Extract all data as written.

→ DATA PROVIDED:
------------------------------------------------------------------------

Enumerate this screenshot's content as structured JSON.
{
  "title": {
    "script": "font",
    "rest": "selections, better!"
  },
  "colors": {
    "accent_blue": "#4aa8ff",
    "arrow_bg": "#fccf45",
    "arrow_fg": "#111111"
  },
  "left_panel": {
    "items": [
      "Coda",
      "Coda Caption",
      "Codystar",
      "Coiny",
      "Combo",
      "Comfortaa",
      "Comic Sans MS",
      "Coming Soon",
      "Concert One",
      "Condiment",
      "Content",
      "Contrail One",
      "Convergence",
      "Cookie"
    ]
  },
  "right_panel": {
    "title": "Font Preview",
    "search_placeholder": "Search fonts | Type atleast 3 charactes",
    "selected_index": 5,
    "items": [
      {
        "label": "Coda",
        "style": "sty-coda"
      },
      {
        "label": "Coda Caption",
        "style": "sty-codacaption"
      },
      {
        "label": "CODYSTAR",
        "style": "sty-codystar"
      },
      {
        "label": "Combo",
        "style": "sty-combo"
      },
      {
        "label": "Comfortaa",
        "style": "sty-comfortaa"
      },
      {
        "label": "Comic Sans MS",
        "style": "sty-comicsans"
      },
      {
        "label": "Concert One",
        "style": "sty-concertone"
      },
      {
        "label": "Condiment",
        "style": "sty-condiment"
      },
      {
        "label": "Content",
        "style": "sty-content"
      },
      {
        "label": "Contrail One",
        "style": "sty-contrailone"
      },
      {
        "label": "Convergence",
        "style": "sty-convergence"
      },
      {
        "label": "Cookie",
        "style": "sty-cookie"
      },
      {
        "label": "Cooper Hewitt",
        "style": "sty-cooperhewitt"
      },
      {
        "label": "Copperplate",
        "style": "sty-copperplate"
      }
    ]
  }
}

------------------------------------------------------------------------

→ FINISHED ANSWER:
Enumerate this screenshot's content as structured JSON.
{
  "title": {
    "script": "font",
    "rest": "selections, better!"
  },
  "colors": {
    "accent_blue": "#4aa8ff",
    "arrow_bg": "#fccf45",
    "arrow_fg": "#111111"
  },
  "left_panel": {
    "items": [
      "Coda",
      "Coda Caption",
      "Codystar",
      "Coiny",
      "Combo",
      "Comfortaa",
      "Comic Sans MS",
      "Coming Soon",
      "Concert One",
      "Condiment",
      "Content",
      "Contrail One",
      "Convergence",
      "Cookie"
    ]
  },
  "right_panel": {
    "title": "Font Preview",
    "search_placeholder": "Search fonts | Type atleast 3 charactes",
    "selected_index": 5,
    "items": [
      {
        "label": "Coda",
        "style": "sty-coda"
      },
      {
        "label": "Coda Caption",
        "style": "sty-codacaption"
      },
      {
        "label": "CODYSTAR",
        "style": "sty-codystar"
      },
      {
        "label": "Combo",
        "style": "sty-combo"
      },
      {
        "label": "Comfortaa",
        "style": "sty-comfortaa"
      },
      {
        "label": "Comic Sans MS",
        "style": "sty-comicsans"
      },
      {
        "label": "Concert One",
        "style": "sty-concertone"
      },
      {
        "label": "Condiment",
        "style": "sty-condiment"
      },
      {
        "label": "Content",
        "style": "sty-content"
      },
      {
        "label": "Contrail One",
        "style": "sty-contrailone"
      },
      {
        "label": "Convergence",
        "style": "sty-convergence"
      },
      {
        "label": "Cookie",
        "style": "sty-cookie"
      },
      {
        "label": "Cooper Hewitt",
        "style": "sty-cooperhewitt"
      },
      {
        "label": "Copperplate",
        "style": "sty-copperplate"
      }
    ]
  }
}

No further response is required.